- What to produce -
The records are to be restated in their entirety, word for word.

- Provided records -
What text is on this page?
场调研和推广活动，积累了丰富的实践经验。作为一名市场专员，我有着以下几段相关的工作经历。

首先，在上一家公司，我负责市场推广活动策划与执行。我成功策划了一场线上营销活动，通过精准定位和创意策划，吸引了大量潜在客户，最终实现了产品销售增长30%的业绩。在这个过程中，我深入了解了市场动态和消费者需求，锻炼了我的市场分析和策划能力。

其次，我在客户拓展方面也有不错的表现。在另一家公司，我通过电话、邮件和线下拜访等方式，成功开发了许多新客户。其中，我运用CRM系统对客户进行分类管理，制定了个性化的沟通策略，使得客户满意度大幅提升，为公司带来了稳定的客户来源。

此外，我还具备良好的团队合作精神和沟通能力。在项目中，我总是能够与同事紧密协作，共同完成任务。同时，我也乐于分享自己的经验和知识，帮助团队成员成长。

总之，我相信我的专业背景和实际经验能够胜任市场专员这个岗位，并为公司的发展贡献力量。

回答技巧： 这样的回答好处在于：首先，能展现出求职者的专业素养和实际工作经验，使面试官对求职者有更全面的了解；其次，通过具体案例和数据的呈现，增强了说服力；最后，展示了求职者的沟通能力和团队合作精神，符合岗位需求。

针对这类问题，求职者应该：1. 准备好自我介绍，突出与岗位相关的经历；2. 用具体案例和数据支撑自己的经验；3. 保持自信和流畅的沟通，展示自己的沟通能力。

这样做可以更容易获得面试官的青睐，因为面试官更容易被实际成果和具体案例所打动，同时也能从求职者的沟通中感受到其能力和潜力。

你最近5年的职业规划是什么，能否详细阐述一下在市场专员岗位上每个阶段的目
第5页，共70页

- Solution -
What text is on this page?
场调研和推广活动，积累了丰富的实践经验。作为一名市场专员，我有着以下几段相关的工作经历。

首先，在上一家公司，我负责市场推广活动策划与执行。我成功策划了一场线上营销活动，通过精准定位和创意策划，吸引了大量潜在客户，最终实现了产品销售增长30%的业绩。在这个过程中，我深入了解了市场动态和消费者需求，锻炼了我的市场分析和策划能力。

其次，我在客户拓展方面也有不错的表现。在另一家公司，我通过电话、邮件和线下拜访等方式，成功开发了许多新客户。其中，我运用CRM系统对客户进行分类管理，制定了个性化的沟通策略，使得客户满意度大幅提升，为公司带来了稳定的客户来源。

此外，我还具备良好的团队合作精神和沟通能力。在项目中，我总是能够与同事紧密协作，共同完成任务。同时，我也乐于分享自己的经验和知识，帮助团队成员成长。

总之，我相信我的专业背景和实际经验能够胜任市场专员这个岗位，并为公司的发展贡献力量。

回答技巧： 这样的回答好处在于：首先，能展现出求职者的专业素养和实际工作经验，使面试官对求职者有更全面的了解；其次，通过具体案例和数据的呈现，增强了说服力；最后，展示了求职者的沟通能力和团队合作精神，符合岗位需求。

针对这类问题，求职者应该：1. 准备好自我介绍，突出与岗位相关的经历；2. 用具体案例和数据支撑自己的经验；3. 保持自信和流畅的沟通，展示自己的沟通能力。

这样做可以更容易获得面试官的青睐，因为面试官更容易被实际成果和具体案例所打动，同时也能从求职者的沟通中感受到其能力和潜力。

你最近5年的职业规划是什么，能否详细阐述一下在市场专员岗位上每个阶段的目
第5页，共70页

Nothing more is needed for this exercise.